▶ Source extract:
Rabelais and his World by Mikhail Bakhtin is shelved in the Charnvit Kasetsiri Room of the Pridi Banomyong Library, Tha Prachan campus. It joins other books by and about the French Renaissance writer François Rabelais in the TU Library collection. Mikhail Bakhtin was a Russian philosopher and literary critic. Rabelais and His World is considered to be a classic of Renaissance studies as well as literary studies, semiotics, and cultural interpretation. It focuses on Rabelais’s Gargantua and Pantagruel, seen as a reflection of the social system during the Renaissance. As Rabelais is noted for his wild and sometimes rude humor, Bakhtin examines his work as a variation on folk humor. In the introduction to Gargantua, Rabelais wrote:

I’d rather write about laughing than crying,

For laughter makes people human, and courageous.

BE HAPPY!

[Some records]
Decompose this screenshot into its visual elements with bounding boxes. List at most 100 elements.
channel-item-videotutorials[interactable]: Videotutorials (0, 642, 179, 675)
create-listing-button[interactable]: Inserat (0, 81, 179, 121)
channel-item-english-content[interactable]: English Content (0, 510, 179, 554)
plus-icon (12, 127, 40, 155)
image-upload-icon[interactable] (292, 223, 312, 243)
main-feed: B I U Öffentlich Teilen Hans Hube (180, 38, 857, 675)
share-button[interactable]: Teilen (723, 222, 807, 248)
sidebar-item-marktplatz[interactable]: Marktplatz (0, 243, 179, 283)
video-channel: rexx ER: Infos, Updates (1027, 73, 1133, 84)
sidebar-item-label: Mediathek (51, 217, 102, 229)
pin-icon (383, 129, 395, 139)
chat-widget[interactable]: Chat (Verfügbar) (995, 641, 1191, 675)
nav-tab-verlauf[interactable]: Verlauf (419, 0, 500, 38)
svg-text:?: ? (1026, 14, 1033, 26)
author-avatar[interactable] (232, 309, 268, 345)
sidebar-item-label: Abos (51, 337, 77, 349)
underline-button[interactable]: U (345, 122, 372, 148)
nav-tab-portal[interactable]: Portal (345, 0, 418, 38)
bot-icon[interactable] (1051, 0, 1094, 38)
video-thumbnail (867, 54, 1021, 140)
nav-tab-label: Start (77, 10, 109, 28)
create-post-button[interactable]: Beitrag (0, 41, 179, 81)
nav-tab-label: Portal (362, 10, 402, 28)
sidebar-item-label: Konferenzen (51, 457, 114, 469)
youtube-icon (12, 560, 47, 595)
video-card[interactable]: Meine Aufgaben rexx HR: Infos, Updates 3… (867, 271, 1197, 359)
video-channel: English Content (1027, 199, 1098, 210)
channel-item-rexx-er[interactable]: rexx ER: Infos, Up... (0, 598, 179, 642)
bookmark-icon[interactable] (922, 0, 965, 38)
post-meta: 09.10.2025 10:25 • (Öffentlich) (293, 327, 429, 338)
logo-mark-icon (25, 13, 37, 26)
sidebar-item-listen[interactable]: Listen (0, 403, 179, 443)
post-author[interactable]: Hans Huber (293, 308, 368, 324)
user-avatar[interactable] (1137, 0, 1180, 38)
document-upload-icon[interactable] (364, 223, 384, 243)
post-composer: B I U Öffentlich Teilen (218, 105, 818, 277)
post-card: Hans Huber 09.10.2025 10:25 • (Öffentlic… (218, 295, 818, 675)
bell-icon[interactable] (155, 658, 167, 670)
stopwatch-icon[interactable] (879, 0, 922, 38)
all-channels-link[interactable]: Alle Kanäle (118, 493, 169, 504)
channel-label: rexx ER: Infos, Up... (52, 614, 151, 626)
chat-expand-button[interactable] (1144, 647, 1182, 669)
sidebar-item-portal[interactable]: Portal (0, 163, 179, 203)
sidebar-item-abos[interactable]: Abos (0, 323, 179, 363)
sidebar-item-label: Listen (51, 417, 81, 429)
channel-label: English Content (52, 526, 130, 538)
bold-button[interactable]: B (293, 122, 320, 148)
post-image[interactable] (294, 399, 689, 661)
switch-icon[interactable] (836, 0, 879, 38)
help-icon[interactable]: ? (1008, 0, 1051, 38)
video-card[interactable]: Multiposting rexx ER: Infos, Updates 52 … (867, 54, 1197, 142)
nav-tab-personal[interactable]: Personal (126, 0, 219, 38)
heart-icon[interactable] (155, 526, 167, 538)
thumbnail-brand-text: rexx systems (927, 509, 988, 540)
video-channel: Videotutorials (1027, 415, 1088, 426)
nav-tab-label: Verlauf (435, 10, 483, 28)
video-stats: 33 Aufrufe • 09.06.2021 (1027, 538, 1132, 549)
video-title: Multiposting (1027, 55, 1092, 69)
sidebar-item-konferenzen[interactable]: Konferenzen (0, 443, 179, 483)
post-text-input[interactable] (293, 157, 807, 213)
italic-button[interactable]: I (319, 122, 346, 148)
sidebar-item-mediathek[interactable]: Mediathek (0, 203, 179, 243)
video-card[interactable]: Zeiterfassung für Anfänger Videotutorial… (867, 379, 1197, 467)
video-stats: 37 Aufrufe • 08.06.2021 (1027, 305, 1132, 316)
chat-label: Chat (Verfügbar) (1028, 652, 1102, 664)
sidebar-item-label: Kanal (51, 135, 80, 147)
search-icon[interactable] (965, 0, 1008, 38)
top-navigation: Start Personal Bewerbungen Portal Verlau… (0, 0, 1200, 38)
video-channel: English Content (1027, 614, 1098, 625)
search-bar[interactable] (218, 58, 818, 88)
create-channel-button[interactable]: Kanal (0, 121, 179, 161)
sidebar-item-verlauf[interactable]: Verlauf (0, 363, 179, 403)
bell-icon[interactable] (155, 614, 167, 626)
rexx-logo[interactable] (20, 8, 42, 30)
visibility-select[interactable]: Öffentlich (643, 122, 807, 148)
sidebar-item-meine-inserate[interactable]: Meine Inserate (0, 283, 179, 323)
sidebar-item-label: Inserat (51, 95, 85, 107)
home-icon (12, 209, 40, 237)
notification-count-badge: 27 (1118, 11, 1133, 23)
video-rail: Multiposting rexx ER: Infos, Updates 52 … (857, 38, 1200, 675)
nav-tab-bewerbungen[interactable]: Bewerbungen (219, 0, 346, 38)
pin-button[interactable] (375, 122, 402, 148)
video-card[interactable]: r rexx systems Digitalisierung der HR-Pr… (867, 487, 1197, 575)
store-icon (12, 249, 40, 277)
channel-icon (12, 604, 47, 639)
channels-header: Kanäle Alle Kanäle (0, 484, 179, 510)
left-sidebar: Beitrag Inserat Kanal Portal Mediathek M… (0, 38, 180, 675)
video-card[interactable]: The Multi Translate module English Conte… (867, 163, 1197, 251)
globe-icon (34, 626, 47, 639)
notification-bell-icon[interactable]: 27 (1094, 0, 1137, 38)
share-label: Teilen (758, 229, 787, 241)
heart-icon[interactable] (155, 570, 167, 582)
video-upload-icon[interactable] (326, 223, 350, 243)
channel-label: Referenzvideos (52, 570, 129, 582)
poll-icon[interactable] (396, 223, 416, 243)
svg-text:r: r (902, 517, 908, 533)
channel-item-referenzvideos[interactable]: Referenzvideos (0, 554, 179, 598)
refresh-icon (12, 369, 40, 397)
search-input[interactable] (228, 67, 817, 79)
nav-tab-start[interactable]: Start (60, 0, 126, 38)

▶ Required actions:
• a. According to the library note, in which room and library is Rabelais and His World shelved?
• b. List every field of study in which the library note says Rabelais and His World is considered a classic.
• c. Do these statements agree with the library note? (i) Mikhail Bakhtin was a French philosopher. (ii) Bakhtin treats Rabelais's work as a variation on folk humor. (iii) The quoted lines come from the introduction to Pantagruel.

▶ Solutions to each task:
• a. It is shelved in the Charnvit Kasetsiri Room of the Pridi Banomyong Library, Tha Prachan campus.

• b. Renaissance studies, literary studies, semiotics, cultural interpretation

• c.
(i) No: "Mikhail Bakhtin was a Russian philosopher and literary critic."
(ii) Yes: "Bakhtin examines his work as a variation on folk humor."
(iii) No: "In the introduction to Gargantua, Rabelais wrote:"